Supplied data:
=======
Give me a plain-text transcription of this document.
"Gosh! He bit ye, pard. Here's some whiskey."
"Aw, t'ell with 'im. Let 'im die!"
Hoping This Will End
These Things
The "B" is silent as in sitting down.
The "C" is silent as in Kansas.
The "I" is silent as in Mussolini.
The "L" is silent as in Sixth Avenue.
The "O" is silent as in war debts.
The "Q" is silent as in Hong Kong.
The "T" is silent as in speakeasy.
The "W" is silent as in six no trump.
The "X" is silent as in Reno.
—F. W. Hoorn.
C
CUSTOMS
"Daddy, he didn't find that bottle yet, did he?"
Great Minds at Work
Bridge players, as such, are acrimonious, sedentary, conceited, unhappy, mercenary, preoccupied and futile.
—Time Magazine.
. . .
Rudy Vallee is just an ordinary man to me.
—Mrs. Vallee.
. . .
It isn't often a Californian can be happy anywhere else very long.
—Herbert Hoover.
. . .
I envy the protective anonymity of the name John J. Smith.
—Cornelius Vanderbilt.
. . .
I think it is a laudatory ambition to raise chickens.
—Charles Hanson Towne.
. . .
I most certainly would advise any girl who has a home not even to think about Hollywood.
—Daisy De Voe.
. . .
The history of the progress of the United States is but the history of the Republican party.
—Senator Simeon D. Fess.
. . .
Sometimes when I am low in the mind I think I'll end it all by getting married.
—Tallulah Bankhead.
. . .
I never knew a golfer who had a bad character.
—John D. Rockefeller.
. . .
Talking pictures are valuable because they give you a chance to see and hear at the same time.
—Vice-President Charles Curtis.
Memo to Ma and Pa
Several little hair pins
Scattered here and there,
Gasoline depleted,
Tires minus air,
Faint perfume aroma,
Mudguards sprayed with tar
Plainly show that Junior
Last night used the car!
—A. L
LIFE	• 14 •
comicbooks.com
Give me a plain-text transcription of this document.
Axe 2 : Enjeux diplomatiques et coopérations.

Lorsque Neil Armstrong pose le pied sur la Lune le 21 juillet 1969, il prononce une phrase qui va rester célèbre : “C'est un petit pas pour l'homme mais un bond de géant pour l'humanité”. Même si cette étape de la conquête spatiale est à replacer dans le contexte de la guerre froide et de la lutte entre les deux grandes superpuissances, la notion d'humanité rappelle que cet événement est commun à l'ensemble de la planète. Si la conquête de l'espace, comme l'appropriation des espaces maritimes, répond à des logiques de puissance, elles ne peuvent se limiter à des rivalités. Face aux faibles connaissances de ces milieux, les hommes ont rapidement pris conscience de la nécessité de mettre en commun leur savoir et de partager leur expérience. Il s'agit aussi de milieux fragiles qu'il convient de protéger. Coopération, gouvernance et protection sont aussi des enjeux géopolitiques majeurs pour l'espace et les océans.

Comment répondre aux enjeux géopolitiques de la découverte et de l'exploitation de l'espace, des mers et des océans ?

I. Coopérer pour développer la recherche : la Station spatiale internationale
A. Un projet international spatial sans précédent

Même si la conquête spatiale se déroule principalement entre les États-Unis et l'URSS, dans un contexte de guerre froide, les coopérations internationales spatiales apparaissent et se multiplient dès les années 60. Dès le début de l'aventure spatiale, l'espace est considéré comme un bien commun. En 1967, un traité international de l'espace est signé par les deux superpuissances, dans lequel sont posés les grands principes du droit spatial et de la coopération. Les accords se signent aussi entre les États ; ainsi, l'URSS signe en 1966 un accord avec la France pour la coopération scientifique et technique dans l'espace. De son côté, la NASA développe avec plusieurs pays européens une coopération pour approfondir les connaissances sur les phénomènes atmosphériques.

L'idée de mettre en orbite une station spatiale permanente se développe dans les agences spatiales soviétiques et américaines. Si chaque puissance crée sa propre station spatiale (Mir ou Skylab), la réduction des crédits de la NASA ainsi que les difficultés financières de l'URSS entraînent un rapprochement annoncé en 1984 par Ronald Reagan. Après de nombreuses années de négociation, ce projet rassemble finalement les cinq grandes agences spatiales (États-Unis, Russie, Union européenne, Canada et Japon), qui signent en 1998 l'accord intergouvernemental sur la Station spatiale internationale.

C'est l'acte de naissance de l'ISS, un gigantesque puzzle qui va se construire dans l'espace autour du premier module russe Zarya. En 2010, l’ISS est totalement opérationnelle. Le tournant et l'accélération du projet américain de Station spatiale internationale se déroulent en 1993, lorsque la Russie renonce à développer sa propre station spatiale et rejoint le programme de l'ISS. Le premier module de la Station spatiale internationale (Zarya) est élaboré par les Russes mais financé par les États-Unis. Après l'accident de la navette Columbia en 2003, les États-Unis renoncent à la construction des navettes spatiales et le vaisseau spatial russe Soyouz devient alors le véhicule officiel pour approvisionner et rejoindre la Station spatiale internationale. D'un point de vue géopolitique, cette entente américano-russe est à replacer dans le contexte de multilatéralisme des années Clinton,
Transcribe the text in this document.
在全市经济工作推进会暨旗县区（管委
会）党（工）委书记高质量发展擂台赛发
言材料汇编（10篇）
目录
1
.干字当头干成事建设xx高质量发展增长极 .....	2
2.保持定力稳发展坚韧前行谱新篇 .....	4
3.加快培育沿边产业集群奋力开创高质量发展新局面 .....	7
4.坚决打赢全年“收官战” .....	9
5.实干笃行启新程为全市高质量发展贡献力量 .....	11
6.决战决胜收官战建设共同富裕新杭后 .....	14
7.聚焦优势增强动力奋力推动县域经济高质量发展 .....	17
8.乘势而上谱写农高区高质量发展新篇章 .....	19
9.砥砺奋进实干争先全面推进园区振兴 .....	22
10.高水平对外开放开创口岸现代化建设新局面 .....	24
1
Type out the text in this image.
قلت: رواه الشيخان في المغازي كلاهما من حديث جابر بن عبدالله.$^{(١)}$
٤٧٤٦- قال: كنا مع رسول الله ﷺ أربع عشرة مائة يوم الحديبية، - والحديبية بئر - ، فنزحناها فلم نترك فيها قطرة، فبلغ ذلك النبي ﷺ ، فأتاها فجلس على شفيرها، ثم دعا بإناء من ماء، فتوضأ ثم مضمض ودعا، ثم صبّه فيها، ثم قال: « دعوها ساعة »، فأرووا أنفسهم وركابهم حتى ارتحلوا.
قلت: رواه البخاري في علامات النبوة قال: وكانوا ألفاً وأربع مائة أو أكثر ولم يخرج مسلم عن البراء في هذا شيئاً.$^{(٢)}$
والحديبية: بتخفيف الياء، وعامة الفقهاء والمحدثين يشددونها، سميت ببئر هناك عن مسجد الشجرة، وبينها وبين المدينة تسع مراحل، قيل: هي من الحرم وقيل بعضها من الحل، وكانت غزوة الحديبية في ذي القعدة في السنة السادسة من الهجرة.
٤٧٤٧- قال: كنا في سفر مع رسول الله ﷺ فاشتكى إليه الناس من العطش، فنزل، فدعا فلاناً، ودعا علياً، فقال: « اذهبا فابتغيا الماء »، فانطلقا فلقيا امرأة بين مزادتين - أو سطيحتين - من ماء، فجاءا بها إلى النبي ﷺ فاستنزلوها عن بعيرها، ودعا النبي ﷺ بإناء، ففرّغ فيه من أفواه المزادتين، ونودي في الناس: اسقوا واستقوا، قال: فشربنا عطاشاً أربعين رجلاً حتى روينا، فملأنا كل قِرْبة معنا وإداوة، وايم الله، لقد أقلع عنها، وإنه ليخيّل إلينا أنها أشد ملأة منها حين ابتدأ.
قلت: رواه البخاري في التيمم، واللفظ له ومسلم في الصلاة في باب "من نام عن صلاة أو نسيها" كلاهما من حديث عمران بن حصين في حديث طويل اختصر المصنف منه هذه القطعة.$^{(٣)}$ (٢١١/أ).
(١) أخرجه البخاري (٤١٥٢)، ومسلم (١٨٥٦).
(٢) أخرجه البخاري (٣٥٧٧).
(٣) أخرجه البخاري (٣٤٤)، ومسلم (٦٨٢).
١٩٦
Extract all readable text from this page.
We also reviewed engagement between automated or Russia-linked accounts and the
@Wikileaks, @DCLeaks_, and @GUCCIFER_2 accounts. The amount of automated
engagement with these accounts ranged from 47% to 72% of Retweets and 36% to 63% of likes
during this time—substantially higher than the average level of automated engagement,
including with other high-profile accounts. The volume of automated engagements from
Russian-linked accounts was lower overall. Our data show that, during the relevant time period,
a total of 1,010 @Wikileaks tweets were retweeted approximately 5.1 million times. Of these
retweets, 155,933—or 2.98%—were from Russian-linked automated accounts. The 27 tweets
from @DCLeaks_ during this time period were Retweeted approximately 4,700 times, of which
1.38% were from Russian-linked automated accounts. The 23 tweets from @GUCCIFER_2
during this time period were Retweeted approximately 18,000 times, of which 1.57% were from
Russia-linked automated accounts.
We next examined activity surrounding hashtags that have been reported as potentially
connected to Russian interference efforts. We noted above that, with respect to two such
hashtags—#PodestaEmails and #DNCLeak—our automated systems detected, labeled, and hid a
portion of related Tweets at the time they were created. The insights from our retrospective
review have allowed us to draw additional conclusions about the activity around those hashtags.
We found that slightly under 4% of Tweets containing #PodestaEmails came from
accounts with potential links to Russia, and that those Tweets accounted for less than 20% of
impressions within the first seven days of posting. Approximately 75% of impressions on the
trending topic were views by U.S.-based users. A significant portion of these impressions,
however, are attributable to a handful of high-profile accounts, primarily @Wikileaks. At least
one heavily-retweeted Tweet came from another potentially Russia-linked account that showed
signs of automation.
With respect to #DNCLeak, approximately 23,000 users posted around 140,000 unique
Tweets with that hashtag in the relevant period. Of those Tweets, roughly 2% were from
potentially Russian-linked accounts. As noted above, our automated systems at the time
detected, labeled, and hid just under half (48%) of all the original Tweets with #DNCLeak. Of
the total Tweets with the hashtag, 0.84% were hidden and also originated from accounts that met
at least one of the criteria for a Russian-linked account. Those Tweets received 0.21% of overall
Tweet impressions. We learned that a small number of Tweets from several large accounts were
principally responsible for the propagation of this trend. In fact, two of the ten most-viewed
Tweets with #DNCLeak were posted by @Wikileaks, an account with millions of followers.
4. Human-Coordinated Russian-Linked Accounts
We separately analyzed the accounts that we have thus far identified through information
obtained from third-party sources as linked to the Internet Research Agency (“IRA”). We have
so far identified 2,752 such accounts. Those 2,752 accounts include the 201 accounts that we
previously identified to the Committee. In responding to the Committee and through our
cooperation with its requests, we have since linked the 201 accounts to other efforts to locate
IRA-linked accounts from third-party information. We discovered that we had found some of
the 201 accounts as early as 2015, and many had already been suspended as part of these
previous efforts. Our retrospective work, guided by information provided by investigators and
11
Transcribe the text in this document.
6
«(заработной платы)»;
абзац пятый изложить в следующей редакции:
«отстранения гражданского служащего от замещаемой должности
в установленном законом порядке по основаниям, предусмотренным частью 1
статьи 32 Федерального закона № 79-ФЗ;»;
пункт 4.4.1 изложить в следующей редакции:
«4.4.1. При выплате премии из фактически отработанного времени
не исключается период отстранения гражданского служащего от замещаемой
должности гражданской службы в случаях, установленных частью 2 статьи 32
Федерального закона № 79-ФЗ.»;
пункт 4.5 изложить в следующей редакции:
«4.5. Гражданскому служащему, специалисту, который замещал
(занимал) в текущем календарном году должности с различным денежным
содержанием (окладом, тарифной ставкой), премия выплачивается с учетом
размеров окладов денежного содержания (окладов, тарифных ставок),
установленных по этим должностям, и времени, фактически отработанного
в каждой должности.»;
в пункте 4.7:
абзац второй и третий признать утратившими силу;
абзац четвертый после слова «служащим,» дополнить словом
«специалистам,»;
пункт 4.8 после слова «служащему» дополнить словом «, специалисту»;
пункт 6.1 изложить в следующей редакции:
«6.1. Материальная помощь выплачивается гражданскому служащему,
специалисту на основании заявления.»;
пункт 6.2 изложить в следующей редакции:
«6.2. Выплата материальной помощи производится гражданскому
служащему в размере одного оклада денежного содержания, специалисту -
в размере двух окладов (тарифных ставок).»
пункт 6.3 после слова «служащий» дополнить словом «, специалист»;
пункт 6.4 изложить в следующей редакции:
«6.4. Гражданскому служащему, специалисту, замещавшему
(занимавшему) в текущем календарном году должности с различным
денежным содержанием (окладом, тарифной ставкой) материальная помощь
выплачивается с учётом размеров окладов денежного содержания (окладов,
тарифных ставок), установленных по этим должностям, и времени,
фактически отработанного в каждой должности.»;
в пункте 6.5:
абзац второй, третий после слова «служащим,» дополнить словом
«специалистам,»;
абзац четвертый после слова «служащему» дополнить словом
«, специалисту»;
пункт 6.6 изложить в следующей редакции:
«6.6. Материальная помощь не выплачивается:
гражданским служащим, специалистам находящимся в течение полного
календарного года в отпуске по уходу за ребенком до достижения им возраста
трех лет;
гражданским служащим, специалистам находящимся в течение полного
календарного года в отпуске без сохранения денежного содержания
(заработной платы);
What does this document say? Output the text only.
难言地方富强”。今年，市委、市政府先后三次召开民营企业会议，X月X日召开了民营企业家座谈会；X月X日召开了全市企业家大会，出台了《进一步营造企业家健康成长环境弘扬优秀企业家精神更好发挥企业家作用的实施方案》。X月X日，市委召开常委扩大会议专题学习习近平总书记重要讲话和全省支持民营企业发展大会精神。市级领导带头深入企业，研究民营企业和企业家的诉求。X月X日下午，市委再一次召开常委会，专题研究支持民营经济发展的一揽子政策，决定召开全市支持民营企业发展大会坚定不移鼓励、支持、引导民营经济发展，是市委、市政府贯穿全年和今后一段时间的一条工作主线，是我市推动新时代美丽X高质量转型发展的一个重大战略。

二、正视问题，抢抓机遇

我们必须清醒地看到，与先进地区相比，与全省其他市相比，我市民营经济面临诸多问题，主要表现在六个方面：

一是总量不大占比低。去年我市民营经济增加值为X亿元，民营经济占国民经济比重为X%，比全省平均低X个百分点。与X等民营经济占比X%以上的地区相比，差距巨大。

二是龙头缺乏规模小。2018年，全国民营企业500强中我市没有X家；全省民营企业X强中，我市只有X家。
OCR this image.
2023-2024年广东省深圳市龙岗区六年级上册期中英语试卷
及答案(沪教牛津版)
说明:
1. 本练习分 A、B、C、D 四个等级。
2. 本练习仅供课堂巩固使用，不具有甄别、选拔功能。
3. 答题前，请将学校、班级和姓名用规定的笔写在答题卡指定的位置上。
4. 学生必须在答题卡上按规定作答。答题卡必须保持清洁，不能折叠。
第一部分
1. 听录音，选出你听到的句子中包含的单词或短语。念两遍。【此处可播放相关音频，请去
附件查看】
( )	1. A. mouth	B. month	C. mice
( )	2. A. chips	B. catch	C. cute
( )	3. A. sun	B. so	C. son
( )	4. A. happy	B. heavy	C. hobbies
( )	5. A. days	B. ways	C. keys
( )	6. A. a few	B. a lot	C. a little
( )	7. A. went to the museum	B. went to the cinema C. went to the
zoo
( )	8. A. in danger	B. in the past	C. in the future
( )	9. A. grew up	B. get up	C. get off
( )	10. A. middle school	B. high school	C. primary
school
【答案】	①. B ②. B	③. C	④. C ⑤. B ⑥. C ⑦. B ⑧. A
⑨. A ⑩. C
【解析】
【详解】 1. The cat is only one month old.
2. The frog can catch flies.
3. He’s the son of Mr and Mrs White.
=======
Given instruction: Show the lines where the word "ставок" appears in the entries.

Solved exercise:
размеров окладов денежного содержания (окладов, тарифных ставок),
в размере двух окладов (тарифных ставок).»
тарифных ставок), установленных по этим должностям, и времени,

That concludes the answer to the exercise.